* [Required task]: Among the entries below, find the lines with "strengthened" and copy them.

* [Entries shown]:
- - - -

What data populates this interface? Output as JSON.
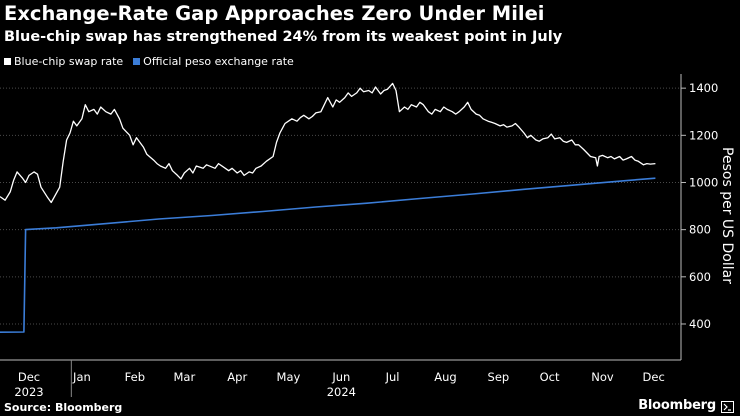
{
  "header": {
    "title": "Exchange-Rate Gap Approaches Zero Under Milei",
    "subtitle": "Blue-chip swap has strengthened 24% from its weakest point in July"
  },
  "footer": {
    "source": "Source: Bloomberg",
    "brand": "Bloomberg",
    "brand_icon": "bloomberg-terminal-icon"
  },
  "colors": {
    "background": "#000000",
    "blue_chip": "#ffffff",
    "official": "#3b7dd8",
    "grid": "#4a4a4a"
  },
  "chart_data": {
    "type": "line",
    "title": "Exchange-Rate Gap Approaches Zero Under Milei",
    "subtitle": "Blue-chip swap has strengthened 24% from its weakest point in July",
    "ylabel": "Pesos per US Dollar",
    "xlabel": "",
    "ylim": [
      260,
      1460
    ],
    "xlim": [
      "2023-11-28",
      "2024-12-31"
    ],
    "y_ticks": [
      400,
      600,
      800,
      1000,
      1200,
      1400
    ],
    "x_ticks": [
      {
        "label": "Dec",
        "date": "2023-12-15"
      },
      {
        "label": "Jan",
        "date": "2024-01-15"
      },
      {
        "label": "Feb",
        "date": "2024-02-15"
      },
      {
        "label": "Mar",
        "date": "2024-03-15"
      },
      {
        "label": "Apr",
        "date": "2024-04-15"
      },
      {
        "label": "May",
        "date": "2024-05-15"
      },
      {
        "label": "Jun",
        "date": "2024-06-15"
      },
      {
        "label": "Jul",
        "date": "2024-07-15"
      },
      {
        "label": "Aug",
        "date": "2024-08-15"
      },
      {
        "label": "Sep",
        "date": "2024-09-15"
      },
      {
        "label": "Oct",
        "date": "2024-10-15"
      },
      {
        "label": "Nov",
        "date": "2024-11-15"
      },
      {
        "label": "Dec",
        "date": "2024-12-15"
      }
    ],
    "year_labels": [
      {
        "label": "2023",
        "date": "2023-12-15"
      },
      {
        "label": "2024",
        "date": "2024-06-15"
      }
    ],
    "grid": true,
    "legend_position": "top-left",
    "series": [
      {
        "name": "Blue-chip swap rate",
        "color": "#ffffff",
        "points": [
          [
            "2023-11-28",
            940
          ],
          [
            "2023-12-01",
            925
          ],
          [
            "2023-12-04",
            960
          ],
          [
            "2023-12-06",
            1010
          ],
          [
            "2023-12-08",
            1045
          ],
          [
            "2023-12-11",
            1020
          ],
          [
            "2023-12-13",
            1000
          ],
          [
            "2023-12-15",
            1030
          ],
          [
            "2023-12-18",
            1045
          ],
          [
            "2023-12-20",
            1035
          ],
          [
            "2023-12-22",
            980
          ],
          [
            "2023-12-26",
            935
          ],
          [
            "2023-12-28",
            915
          ],
          [
            "2024-01-02",
            980
          ],
          [
            "2024-01-04",
            1090
          ],
          [
            "2024-01-06",
            1180
          ],
          [
            "2024-01-08",
            1210
          ],
          [
            "2024-01-10",
            1260
          ],
          [
            "2024-01-12",
            1240
          ],
          [
            "2024-01-15",
            1270
          ],
          [
            "2024-01-17",
            1330
          ],
          [
            "2024-01-19",
            1300
          ],
          [
            "2024-01-22",
            1310
          ],
          [
            "2024-01-24",
            1290
          ],
          [
            "2024-01-26",
            1320
          ],
          [
            "2024-01-29",
            1300
          ],
          [
            "2024-02-01",
            1290
          ],
          [
            "2024-02-03",
            1310
          ],
          [
            "2024-02-06",
            1270
          ],
          [
            "2024-02-08",
            1230
          ],
          [
            "2024-02-12",
            1200
          ],
          [
            "2024-02-14",
            1160
          ],
          [
            "2024-02-16",
            1190
          ],
          [
            "2024-02-20",
            1150
          ],
          [
            "2024-02-22",
            1120
          ],
          [
            "2024-02-26",
            1095
          ],
          [
            "2024-02-28",
            1080
          ],
          [
            "2024-03-01",
            1070
          ],
          [
            "2024-03-04",
            1060
          ],
          [
            "2024-03-06",
            1080
          ],
          [
            "2024-03-08",
            1050
          ],
          [
            "2024-03-11",
            1030
          ],
          [
            "2024-03-13",
            1015
          ],
          [
            "2024-03-15",
            1040
          ],
          [
            "2024-03-18",
            1060
          ],
          [
            "2024-03-20",
            1040
          ],
          [
            "2024-03-22",
            1070
          ],
          [
            "2024-03-26",
            1060
          ],
          [
            "2024-03-28",
            1075
          ],
          [
            "2024-04-02",
            1060
          ],
          [
            "2024-04-04",
            1080
          ],
          [
            "2024-04-08",
            1060
          ],
          [
            "2024-04-10",
            1050
          ],
          [
            "2024-04-12",
            1060
          ],
          [
            "2024-04-15",
            1040
          ],
          [
            "2024-04-17",
            1050
          ],
          [
            "2024-04-19",
            1030
          ],
          [
            "2024-04-22",
            1045
          ],
          [
            "2024-04-24",
            1040
          ],
          [
            "2024-04-26",
            1060
          ],
          [
            "2024-04-29",
            1070
          ],
          [
            "2024-05-02",
            1090
          ],
          [
            "2024-05-06",
            1110
          ],
          [
            "2024-05-08",
            1170
          ],
          [
            "2024-05-10",
            1210
          ],
          [
            "2024-05-13",
            1250
          ],
          [
            "2024-05-15",
            1260
          ],
          [
            "2024-05-17",
            1270
          ],
          [
            "2024-05-20",
            1260
          ],
          [
            "2024-05-22",
            1275
          ],
          [
            "2024-05-24",
            1285
          ],
          [
            "2024-05-27",
            1270
          ],
          [
            "2024-05-29",
            1280
          ],
          [
            "2024-05-31",
            1295
          ],
          [
            "2024-06-03",
            1300
          ],
          [
            "2024-06-05",
            1330
          ],
          [
            "2024-06-07",
            1360
          ],
          [
            "2024-06-10",
            1320
          ],
          [
            "2024-06-12",
            1350
          ],
          [
            "2024-06-14",
            1340
          ],
          [
            "2024-06-17",
            1360
          ],
          [
            "2024-06-19",
            1380
          ],
          [
            "2024-06-21",
            1365
          ],
          [
            "2024-06-24",
            1380
          ],
          [
            "2024-06-26",
            1400
          ],
          [
            "2024-06-28",
            1385
          ],
          [
            "2024-07-01",
            1390
          ],
          [
            "2024-07-03",
            1380
          ],
          [
            "2024-07-05",
            1405
          ],
          [
            "2024-07-08",
            1375
          ],
          [
            "2024-07-10",
            1390
          ],
          [
            "2024-07-12",
            1395
          ],
          [
            "2024-07-15",
            1420
          ],
          [
            "2024-07-17",
            1390
          ],
          [
            "2024-07-19",
            1300
          ],
          [
            "2024-07-22",
            1320
          ],
          [
            "2024-07-24",
            1310
          ],
          [
            "2024-07-26",
            1330
          ],
          [
            "2024-07-29",
            1320
          ],
          [
            "2024-07-31",
            1340
          ],
          [
            "2024-08-02",
            1330
          ],
          [
            "2024-08-05",
            1300
          ],
          [
            "2024-08-07",
            1290
          ],
          [
            "2024-08-09",
            1310
          ],
          [
            "2024-08-12",
            1300
          ],
          [
            "2024-08-14",
            1320
          ],
          [
            "2024-08-16",
            1310
          ],
          [
            "2024-08-19",
            1300
          ],
          [
            "2024-08-21",
            1290
          ],
          [
            "2024-08-23",
            1300
          ],
          [
            "2024-08-26",
            1320
          ],
          [
            "2024-08-28",
            1340
          ],
          [
            "2024-08-30",
            1310
          ],
          [
            "2024-09-02",
            1290
          ],
          [
            "2024-09-04",
            1285
          ],
          [
            "2024-09-06",
            1270
          ],
          [
            "2024-09-09",
            1260
          ],
          [
            "2024-09-11",
            1255
          ],
          [
            "2024-09-13",
            1250
          ],
          [
            "2024-09-16",
            1240
          ],
          [
            "2024-09-18",
            1245
          ],
          [
            "2024-09-20",
            1235
          ],
          [
            "2024-09-23",
            1240
          ],
          [
            "2024-09-25",
            1250
          ],
          [
            "2024-09-27",
            1235
          ],
          [
            "2024-09-30",
            1210
          ],
          [
            "2024-10-02",
            1190
          ],
          [
            "2024-10-04",
            1200
          ],
          [
            "2024-10-07",
            1180
          ],
          [
            "2024-10-09",
            1175
          ],
          [
            "2024-10-11",
            1185
          ],
          [
            "2024-10-14",
            1190
          ],
          [
            "2024-10-16",
            1205
          ],
          [
            "2024-10-18",
            1185
          ],
          [
            "2024-10-21",
            1190
          ],
          [
            "2024-10-23",
            1175
          ],
          [
            "2024-10-25",
            1170
          ],
          [
            "2024-10-28",
            1180
          ],
          [
            "2024-10-30",
            1160
          ],
          [
            "2024-11-01",
            1160
          ],
          [
            "2024-11-04",
            1140
          ],
          [
            "2024-11-06",
            1125
          ],
          [
            "2024-11-08",
            1110
          ],
          [
            "2024-11-11",
            1105
          ],
          [
            "2024-11-12",
            1070
          ],
          [
            "2024-11-13",
            1110
          ],
          [
            "2024-11-15",
            1115
          ],
          [
            "2024-11-18",
            1105
          ],
          [
            "2024-11-20",
            1110
          ],
          [
            "2024-11-22",
            1100
          ],
          [
            "2024-11-25",
            1110
          ],
          [
            "2024-11-27",
            1095
          ],
          [
            "2024-11-29",
            1100
          ],
          [
            "2024-12-02",
            1110
          ],
          [
            "2024-12-04",
            1095
          ],
          [
            "2024-12-06",
            1090
          ],
          [
            "2024-12-09",
            1075
          ],
          [
            "2024-12-11",
            1080
          ],
          [
            "2024-12-13",
            1078
          ],
          [
            "2024-12-16",
            1080
          ]
        ]
      },
      {
        "name": "Official peso exchange rate",
        "color": "#3b7dd8",
        "points": [
          [
            "2023-11-28",
            365
          ],
          [
            "2023-12-12",
            366
          ],
          [
            "2023-12-13",
            800
          ],
          [
            "2023-12-31",
            808
          ],
          [
            "2024-01-31",
            827
          ],
          [
            "2024-02-29",
            845
          ],
          [
            "2024-03-31",
            860
          ],
          [
            "2024-04-30",
            877
          ],
          [
            "2024-05-31",
            896
          ],
          [
            "2024-06-30",
            912
          ],
          [
            "2024-07-31",
            932
          ],
          [
            "2024-08-31",
            951
          ],
          [
            "2024-09-30",
            971
          ],
          [
            "2024-10-31",
            990
          ],
          [
            "2024-11-30",
            1009
          ],
          [
            "2024-12-16",
            1018
          ]
        ]
      }
    ]
  }
}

- - - -

* [In response]:
    "subtitle": "Blue-chip swap has strengthened 24% from its weakest point in July"
    "subtitle": "Blue-chip swap has strengthened 24% from its weakest point in July",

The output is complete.